The task. Find every line containing the word "other" and report the count, nothing more.

Dataset entries
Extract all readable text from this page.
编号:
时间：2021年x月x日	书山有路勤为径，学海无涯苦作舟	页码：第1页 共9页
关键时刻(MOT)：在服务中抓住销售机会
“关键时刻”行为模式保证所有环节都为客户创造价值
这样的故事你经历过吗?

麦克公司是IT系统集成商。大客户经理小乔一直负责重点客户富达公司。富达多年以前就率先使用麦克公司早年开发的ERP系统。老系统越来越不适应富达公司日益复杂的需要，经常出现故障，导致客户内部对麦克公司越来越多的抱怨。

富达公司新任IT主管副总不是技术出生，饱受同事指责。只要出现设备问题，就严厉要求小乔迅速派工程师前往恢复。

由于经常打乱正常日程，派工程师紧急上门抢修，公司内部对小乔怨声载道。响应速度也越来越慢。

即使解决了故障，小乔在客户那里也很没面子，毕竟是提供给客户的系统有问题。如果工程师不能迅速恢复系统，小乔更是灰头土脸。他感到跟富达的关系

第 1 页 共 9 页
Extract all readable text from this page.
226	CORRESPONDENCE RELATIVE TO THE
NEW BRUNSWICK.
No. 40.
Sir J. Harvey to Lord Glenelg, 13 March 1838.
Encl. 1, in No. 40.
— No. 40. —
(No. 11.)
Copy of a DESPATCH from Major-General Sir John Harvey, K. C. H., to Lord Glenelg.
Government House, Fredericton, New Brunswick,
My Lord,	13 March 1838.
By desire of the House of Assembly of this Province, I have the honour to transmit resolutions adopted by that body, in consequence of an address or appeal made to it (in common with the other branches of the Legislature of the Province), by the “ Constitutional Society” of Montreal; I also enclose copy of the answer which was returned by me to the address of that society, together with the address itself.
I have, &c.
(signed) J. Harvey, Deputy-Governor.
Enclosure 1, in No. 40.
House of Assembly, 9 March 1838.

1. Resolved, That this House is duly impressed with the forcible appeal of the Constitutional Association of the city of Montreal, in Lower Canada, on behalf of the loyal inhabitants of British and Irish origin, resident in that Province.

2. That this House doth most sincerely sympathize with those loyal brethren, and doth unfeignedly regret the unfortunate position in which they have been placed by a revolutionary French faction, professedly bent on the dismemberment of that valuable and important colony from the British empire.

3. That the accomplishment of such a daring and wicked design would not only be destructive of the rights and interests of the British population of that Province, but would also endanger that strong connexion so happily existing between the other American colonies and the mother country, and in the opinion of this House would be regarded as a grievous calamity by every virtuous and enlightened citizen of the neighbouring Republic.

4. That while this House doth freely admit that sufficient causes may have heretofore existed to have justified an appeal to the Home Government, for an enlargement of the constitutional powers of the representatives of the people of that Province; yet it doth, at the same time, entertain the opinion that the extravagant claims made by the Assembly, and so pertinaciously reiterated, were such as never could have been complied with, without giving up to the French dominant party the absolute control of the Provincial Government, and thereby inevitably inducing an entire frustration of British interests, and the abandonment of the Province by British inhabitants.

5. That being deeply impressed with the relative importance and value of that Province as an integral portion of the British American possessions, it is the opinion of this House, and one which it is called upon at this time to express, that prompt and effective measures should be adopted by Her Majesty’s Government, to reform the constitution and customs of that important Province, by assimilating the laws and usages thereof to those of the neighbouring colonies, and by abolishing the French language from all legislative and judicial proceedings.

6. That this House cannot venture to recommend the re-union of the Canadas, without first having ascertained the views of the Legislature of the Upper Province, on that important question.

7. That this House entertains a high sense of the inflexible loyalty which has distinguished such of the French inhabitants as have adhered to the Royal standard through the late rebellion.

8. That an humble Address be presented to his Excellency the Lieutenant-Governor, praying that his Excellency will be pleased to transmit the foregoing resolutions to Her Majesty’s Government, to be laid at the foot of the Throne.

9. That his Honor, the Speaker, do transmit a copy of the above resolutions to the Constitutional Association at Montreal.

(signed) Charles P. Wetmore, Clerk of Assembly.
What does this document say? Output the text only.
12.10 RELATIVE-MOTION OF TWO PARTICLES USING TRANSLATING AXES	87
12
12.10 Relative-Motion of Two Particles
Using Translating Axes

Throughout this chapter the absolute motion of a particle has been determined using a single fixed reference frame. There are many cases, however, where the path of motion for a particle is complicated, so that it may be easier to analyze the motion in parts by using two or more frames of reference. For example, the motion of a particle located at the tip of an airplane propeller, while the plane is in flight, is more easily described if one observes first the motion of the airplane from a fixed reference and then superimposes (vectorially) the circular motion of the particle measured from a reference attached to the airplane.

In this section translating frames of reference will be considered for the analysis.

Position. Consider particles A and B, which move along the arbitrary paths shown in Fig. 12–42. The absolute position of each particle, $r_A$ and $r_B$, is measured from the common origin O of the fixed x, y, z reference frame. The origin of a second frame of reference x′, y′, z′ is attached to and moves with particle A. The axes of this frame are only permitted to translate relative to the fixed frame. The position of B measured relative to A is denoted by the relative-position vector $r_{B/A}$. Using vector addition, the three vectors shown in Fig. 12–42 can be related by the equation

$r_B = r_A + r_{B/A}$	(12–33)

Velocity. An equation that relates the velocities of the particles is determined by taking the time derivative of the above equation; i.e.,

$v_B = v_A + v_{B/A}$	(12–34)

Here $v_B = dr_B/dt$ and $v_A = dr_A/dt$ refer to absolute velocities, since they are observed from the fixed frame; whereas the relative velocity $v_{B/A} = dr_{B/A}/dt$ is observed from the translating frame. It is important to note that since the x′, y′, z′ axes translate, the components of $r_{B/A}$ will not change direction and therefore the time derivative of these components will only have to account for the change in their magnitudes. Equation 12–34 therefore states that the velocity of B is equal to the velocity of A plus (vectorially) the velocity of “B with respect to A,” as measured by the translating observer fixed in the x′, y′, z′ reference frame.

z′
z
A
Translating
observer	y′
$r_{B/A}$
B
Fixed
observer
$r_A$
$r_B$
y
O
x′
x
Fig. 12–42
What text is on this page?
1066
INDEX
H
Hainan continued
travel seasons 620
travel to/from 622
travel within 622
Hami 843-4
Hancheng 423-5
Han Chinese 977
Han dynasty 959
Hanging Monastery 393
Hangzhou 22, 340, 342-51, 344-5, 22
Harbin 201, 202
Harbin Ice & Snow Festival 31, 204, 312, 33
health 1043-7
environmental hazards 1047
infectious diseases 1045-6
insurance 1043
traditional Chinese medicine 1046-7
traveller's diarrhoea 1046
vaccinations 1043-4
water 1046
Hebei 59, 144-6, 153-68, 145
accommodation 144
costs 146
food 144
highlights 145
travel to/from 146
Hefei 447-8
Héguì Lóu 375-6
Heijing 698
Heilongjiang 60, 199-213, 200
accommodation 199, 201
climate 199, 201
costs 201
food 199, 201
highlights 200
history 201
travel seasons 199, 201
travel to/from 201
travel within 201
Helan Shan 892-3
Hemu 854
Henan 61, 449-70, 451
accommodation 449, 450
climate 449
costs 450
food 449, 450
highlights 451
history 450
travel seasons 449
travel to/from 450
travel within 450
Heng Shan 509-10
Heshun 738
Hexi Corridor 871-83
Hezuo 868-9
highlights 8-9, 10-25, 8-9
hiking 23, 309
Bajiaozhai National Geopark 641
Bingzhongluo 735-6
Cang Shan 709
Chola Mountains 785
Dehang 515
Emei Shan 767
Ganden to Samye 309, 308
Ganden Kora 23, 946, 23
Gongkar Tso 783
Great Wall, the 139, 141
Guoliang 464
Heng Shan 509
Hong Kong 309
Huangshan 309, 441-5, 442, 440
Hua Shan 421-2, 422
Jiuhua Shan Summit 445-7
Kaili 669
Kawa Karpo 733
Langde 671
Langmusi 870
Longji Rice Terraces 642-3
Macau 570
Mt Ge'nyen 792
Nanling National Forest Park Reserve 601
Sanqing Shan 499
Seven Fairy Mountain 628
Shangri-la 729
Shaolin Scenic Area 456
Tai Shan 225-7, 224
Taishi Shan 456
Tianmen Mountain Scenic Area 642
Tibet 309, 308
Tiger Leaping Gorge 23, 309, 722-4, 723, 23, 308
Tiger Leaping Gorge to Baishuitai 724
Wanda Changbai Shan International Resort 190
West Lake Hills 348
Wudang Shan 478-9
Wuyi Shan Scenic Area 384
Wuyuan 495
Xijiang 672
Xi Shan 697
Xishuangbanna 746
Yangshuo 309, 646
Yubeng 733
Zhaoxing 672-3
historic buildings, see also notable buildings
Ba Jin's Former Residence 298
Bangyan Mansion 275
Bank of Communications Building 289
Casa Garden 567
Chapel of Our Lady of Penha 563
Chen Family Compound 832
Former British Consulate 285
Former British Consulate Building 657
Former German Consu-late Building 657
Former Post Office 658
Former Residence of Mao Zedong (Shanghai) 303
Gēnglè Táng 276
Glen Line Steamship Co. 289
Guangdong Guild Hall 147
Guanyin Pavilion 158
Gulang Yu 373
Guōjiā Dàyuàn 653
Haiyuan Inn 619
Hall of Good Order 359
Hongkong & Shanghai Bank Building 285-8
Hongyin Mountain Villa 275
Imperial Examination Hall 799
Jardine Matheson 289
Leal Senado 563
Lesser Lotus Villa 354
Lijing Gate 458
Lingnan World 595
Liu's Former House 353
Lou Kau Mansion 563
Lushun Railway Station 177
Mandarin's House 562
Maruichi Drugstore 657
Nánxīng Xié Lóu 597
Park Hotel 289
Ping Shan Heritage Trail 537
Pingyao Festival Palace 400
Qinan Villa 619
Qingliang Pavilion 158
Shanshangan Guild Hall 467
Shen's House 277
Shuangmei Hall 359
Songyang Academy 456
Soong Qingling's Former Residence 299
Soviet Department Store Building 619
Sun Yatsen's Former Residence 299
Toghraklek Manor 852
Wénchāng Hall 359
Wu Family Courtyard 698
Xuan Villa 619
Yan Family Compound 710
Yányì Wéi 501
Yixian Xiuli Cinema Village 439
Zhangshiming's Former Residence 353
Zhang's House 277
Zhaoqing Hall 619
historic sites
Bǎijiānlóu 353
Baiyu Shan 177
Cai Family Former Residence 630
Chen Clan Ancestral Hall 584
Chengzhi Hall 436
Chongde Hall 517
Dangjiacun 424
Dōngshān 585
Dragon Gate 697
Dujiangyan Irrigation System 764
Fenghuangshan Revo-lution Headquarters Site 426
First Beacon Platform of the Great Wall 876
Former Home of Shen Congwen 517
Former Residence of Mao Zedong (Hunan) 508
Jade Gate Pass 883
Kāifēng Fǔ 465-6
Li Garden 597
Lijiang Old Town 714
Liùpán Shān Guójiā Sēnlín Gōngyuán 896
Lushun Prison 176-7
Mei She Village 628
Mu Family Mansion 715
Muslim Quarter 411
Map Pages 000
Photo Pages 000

Exercise response. 2